Operation Winter SHIELD (Securing Homeland Infrastructure by Enhancing Layered Defense) distills the FBI’s 10 most impactful actions organizations can take to improve resilience against cyber intrusions. These recommendations were developed with domestic and international partners and draw on recent investigations to reflect adversary behavior and defensive gaps.

Below are the FBI's recommended actions along with enhanced commentary or guidance from Texas A&M System Cybersecurity for members to implement the recommended actions.

Adopt phish-resistant authentication

Why: Many breaches start with stolen passwords. Phish-resistant methods make it significantly harder for attackers to gain access.

The A&M System provided guidance to members in July 2025 to begin eliminating MFA methods that were not considered phish-resistant. We continue to encourage members to adopt phish-resistant solutions and deprecate legacy MFA methods as soon as possible.
......
— Directions —
[A] Decide whether each statement below agrees with the Winter SHIELD text, and answer yes or no with the words of the text that settle it. (i) The FBI developed the recommendations without any outside partners. (ii) In July 2025 the A&M System gave members guidance to begin eliminating MFA methods that were not considered phish-resistant. (iii) The text presents twelve recommended actions from the FBI.
[B] Print the portion of the Winter SHIELD text from "The A&M System" up to and including "soon as possible.".
......
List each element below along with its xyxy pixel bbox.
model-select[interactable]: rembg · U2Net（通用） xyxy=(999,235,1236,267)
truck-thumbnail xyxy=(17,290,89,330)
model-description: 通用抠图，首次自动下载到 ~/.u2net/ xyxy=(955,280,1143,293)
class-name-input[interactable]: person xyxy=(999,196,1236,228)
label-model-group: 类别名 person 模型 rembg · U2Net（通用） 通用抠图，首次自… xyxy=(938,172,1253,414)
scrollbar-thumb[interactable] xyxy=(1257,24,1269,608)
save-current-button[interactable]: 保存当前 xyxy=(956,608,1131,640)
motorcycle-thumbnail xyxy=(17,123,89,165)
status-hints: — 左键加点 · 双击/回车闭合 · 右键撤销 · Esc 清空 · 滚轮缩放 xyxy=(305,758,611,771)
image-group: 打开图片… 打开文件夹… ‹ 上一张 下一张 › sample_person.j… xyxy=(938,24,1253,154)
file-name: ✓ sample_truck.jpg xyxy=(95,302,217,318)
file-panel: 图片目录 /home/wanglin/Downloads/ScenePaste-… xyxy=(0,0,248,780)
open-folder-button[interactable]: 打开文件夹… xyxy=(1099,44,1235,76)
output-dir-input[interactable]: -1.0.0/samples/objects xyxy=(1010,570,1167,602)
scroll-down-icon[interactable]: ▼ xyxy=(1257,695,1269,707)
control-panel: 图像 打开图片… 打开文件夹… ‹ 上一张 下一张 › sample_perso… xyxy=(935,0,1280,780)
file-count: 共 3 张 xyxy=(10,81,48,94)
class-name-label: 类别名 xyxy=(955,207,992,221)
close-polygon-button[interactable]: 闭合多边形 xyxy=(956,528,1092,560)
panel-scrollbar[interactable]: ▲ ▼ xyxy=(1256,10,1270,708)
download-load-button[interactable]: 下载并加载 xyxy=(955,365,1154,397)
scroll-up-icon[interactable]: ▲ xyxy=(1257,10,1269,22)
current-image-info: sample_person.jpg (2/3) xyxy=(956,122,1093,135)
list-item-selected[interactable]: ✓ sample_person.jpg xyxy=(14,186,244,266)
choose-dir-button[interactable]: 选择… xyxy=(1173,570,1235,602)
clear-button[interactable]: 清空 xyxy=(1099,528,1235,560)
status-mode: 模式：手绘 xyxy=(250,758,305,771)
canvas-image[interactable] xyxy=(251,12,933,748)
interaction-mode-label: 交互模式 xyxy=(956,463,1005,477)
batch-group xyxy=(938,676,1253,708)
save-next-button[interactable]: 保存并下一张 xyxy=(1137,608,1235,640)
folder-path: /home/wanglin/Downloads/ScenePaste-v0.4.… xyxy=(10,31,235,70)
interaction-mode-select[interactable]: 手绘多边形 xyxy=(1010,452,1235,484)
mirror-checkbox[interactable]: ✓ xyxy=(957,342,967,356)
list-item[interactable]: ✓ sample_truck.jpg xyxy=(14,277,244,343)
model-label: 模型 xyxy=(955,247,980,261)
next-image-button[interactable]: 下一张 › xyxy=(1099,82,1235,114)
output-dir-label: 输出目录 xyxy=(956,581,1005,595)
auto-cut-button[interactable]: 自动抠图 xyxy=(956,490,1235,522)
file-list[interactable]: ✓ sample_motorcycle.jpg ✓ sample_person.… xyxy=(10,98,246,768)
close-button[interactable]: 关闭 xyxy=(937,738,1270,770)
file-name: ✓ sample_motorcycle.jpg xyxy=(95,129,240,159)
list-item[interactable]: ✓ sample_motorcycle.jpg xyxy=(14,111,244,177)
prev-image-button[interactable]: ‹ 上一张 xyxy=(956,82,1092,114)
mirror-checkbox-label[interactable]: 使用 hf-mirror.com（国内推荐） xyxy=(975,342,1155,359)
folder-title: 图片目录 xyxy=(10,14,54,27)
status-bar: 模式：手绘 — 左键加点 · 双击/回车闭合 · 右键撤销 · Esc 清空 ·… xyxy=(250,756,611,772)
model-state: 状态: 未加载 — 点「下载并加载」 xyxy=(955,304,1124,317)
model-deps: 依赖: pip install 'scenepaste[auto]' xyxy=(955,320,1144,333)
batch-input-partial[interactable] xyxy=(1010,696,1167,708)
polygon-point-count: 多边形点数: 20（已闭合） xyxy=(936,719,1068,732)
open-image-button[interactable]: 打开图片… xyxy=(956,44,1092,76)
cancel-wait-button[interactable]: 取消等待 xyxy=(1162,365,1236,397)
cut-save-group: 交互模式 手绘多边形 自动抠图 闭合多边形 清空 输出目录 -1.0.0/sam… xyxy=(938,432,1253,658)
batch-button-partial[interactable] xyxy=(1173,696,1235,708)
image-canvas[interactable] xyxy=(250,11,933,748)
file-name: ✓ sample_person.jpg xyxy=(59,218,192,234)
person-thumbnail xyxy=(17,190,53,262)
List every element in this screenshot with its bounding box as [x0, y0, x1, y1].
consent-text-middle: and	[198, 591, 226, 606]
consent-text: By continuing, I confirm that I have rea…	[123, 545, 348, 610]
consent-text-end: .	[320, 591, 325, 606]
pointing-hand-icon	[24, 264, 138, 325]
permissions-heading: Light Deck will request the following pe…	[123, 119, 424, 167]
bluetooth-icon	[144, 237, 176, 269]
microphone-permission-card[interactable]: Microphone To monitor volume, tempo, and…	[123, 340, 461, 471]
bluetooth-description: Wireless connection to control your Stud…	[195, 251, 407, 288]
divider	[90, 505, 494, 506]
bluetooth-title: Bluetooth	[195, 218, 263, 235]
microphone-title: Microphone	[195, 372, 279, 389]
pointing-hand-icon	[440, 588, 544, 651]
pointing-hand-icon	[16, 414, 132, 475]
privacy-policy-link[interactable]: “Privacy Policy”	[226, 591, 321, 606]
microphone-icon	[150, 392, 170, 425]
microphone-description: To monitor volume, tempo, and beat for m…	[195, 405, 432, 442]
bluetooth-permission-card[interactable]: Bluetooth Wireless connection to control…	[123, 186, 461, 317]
......
— Completed exercise —
[A]
(i) No: "These recommendations were developed with domestic and international partners"
(ii) Yes: "The A&M System provided guidance to members in July 2025 to begin eliminating MFA methods that were not considered phish-resistant."
(iii) No: "the FBI’s 10 most impactful actions"

[B]
The A&M System provided guidance to members in July 2025 to begin eliminating MFA methods that were not considered phish-resistant. We continue to encourage members to adopt phish-resistant solutions and deprecate legacy MFA methods as soon as possible.